:: Task requirements ::
Copy all of the material exactly. Pictures are not to appear in the copy.
** Start Data for this task **
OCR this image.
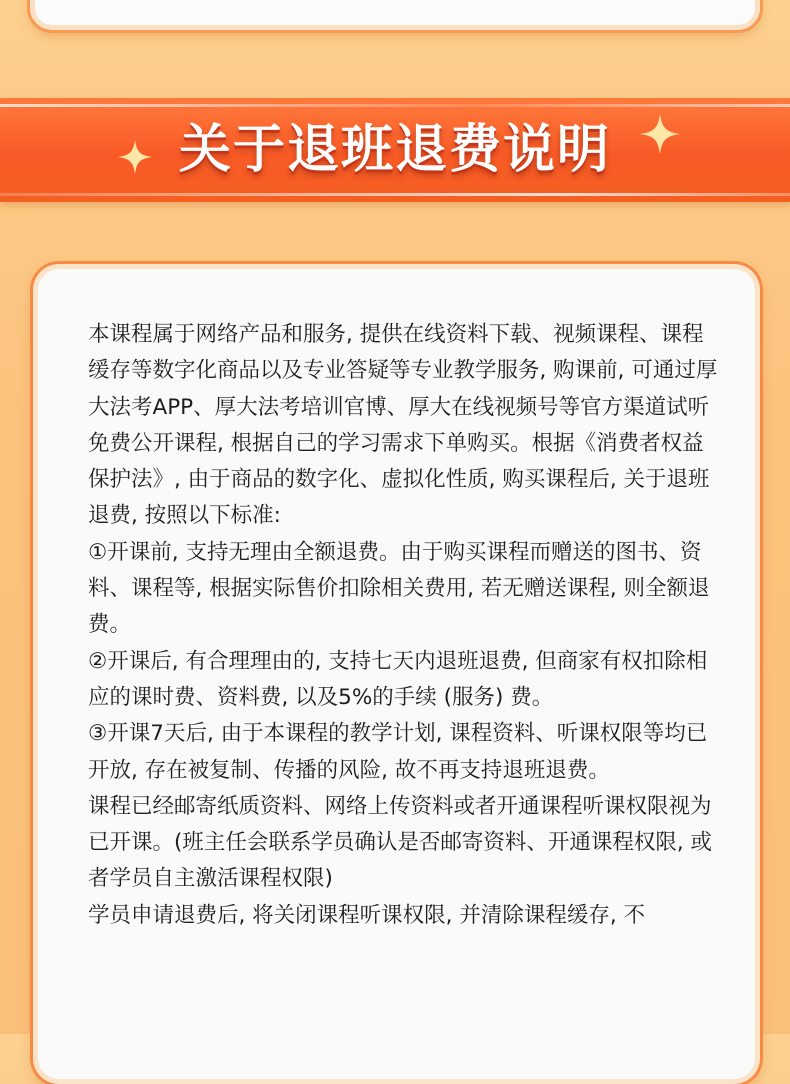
关于退班退费说明

本课程属于网络产品和服务, 提供在线资料下载、视频课程、课程缓存等数字化商品以及专业答疑等专业教学服务, 购课前, 可通过厚大法考APP、厚大法考培训官博、厚大在线视频号等官方渠道试听免费公开课程, 根据自己的学习需求下单购买。根据《消费者权益保护法》, 由于商品的数字化、虚拟化性质, 购买课程后, 关于退班退费, 按照以下标准:

①开课前, 支持无理由全额退费。由于购买课程而赠送的图书、资料、课程等, 根据实际售价扣除相关费用, 若无赠送课程, 则全额退费。

②开课后, 有合理理由的, 支持七天内退班退费, 但商家有权扣除相应的课时费、资料费, 以及5%的手续 (服务) 费。

③开课7天后, 由于本课程的教学计划, 课程资料、听课权限等均已开放, 存在被复制、传播的风险, 故不再支持退班退费。

课程已经邮寄纸质资料、网络上传资料或者开通课程听课权限视为已开课。(班主任会联系学员确认是否邮寄资料、开通课程权限, 或者学员自主激活课程权限)

学员申请退费后, 将关闭课程听课权限, 并清除课程缓存, 不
** End Data for this task **
:: Answer to this problem ::
OCR this image.
关于退班退费说明

本课程属于网络产品和服务, 提供在线资料下载、视频课程、课程缓存等数字化商品以及专业答疑等专业教学服务, 购课前, 可通过厚大法考APP、厚大法考培训官博、厚大在线视频号等官方渠道试听免费公开课程, 根据自己的学习需求下单购买。根据《消费者权益保护法》, 由于商品的数字化、虚拟化性质, 购买课程后, 关于退班退费, 按照以下标准:

①开课前, 支持无理由全额退费。由于购买课程而赠送的图书、资料、课程等, 根据实际售价扣除相关费用, 若无赠送课程, 则全额退费。

②开课后, 有合理理由的, 支持七天内退班退费, 但商家有权扣除相应的课时费、资料费, 以及5%的手续 (服务) 费。

③开课7天后, 由于本课程的教学计划, 课程资料、听课权限等均已开放, 存在被复制、传播的风险, 故不再支持退班退费。

课程已经邮寄纸质资料、网络上传资料或者开通课程听课权限视为已开课。(班主任会联系学员确认是否邮寄资料、开通课程权限, 或者学员自主激活课程权限)

学员申请退费后, 将关闭课程听课权限, 并清除课程缓存, 不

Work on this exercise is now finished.